Output every entry exactly as written, skipping any pictures.

/---

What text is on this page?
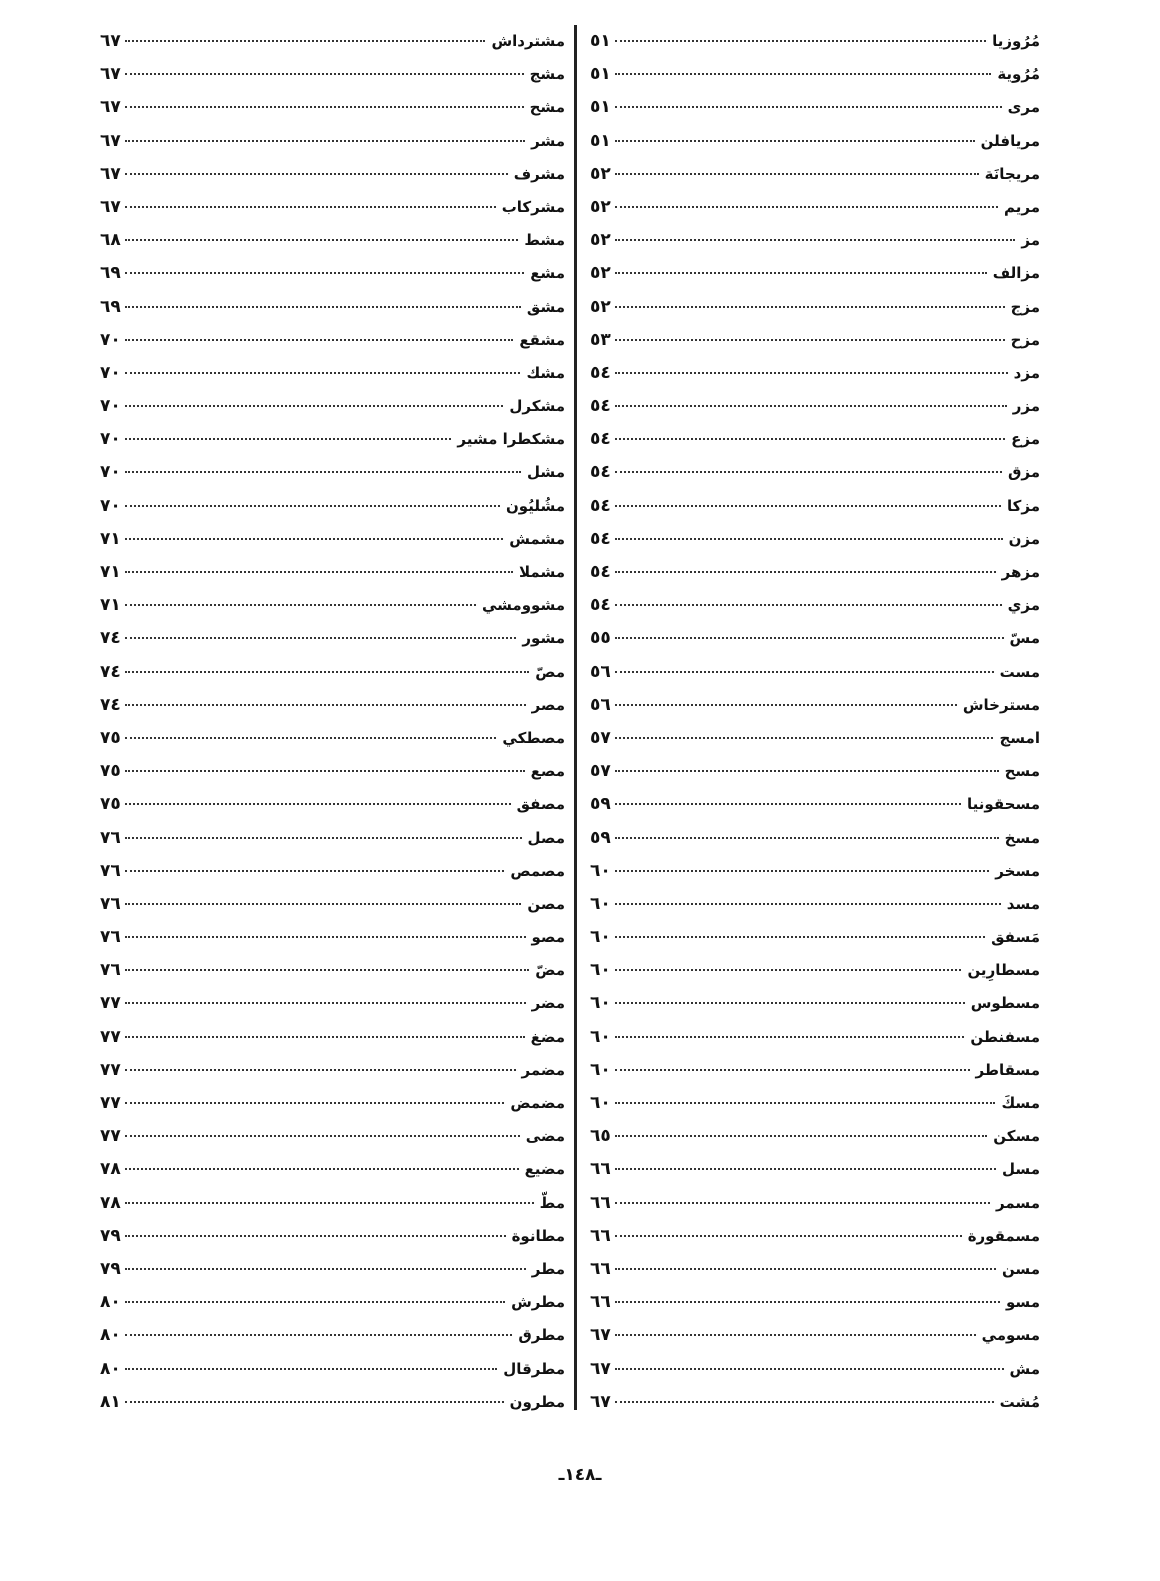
مُرُوزيا
٥١
مُرُوية
٥١
مرى
٥١
مريافلن
٥١
مريجانَة
٥٢
مريم
٥٢
مز
٥٢
مزالف
٥٢
مزج
٥٢
مزح
٥٣
مزد
٥٤
مزر
٥٤
مزع
٥٤
مزق
٥٤
مزكا
٥٤
مزن
٥٤
مزهر
٥٤
مزي
٥٤
مسّ
٥٥
مست
٥٦
مسترخاش
٥٦
امسج
٥٧
مسح
٥٧
مسحقونيا
٥٩
مسخ
٥٩
مسخر
٦٠
مسد
٦٠
مَسفق
٦٠
مسطارِين
٦٠
مسطوس
٦٠
مسفنطن
٦٠
مسقاطر
٦٠
مسكَ
٦٠
مسكن
٦٥
مسل
٦٦
مسمر
٦٦
مسمقورة
٦٦
مسن
٦٦
مسو
٦٦
مسومي
٦٧
مش
٦٧
مُشت
٦٧
مشترداش
٦٧
مشج
٦٧
مشح
٦٧
مشر
٦٧
مشرف
٦٧
مشركاب
٦٧
مشط
٦٨
مشع
٦٩
مشق
٦٩
مشقع
٧٠
مشك
٧٠
مشكرل
٧٠
مشكطرا مشير
٧٠
مشل
٧٠
مشُليُون
٧٠
مشمش
٧١
مشملا
٧١
مشوومشي
٧١
مشور
٧٤
مصّ
٧٤
مصر
٧٤
مصطكي
٧٥
مصع
٧٥
مصفق
٧٥
مصل
٧٦
مصمص
٧٦
مصن
٧٦
مصو
٧٦
مضّ
٧٦
مضر
٧٧
مضغ
٧٧
مضمر
٧٧
مضمض
٧٧
مضى
٧٧
مضيع
٧٨
مطّ
٧٨
مطانوة
٧٩
مطر
٧٩
مطرش
٨٠
مطرق
٨٠
مطرقال
٨٠
مطرون
٨١
ـ١٤٨ـ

\---

**Expected answer**.
What text is on this page?
مُرُوزيا
٥١
مُرُوية
٥١
مرى
٥١
مريافلن
٥١
مريجانَة
٥٢
مريم
٥٢
مز
٥٢
مزالف
٥٢
مزج
٥٢
مزح
٥٣
مزد
٥٤
مزر
٥٤
مزع
٥٤
مزق
٥٤
مزكا
٥٤
مزن
٥٤
مزهر
٥٤
مزي
٥٤
مسّ
٥٥
مست
٥٦
مسترخاش
٥٦
امسج
٥٧
مسح
٥٧
مسحقونيا
٥٩
مسخ
٥٩
مسخر
٦٠
مسد
٦٠
مَسفق
٦٠
مسطارِين
٦٠
مسطوس
٦٠
مسفنطن
٦٠
مسقاطر
٦٠
مسكَ
٦٠
مسكن
٦٥
مسل
٦٦
مسمر
٦٦
مسمقورة
٦٦
مسن
٦٦
مسو
٦٦
مسومي
٦٧
مش
٦٧
مُشت
٦٧
مشترداش
٦٧
مشج
٦٧
مشح
٦٧
مشر
٦٧
مشرف
٦٧
مشركاب
٦٧
مشط
٦٨
مشع
٦٩
مشق
٦٩
مشقع
٧٠
مشك
٧٠
مشكرل
٧٠
مشكطرا مشير
٧٠
مشل
٧٠
مشُليُون
٧٠
مشمش
٧١
مشملا
٧١
مشوومشي
٧١
مشور
٧٤
مصّ
٧٤
مصر
٧٤
مصطكي
٧٥
مصع
٧٥
مصفق
٧٥
مصل
٧٦
مصمص
٧٦
مصن
٧٦
مصو
٧٦
مضّ
٧٦
مضر
٧٧
مضغ
٧٧
مضمر
٧٧
مضمض
٧٧
مضى
٧٧
مضيع
٧٨
مطّ
٧٨
مطانوة
٧٩
مطر
٧٩
مطرش
٨٠
مطرق
٨٠
مطرقال
٨٠
مطرون
٨١
ـ١٤٨ـ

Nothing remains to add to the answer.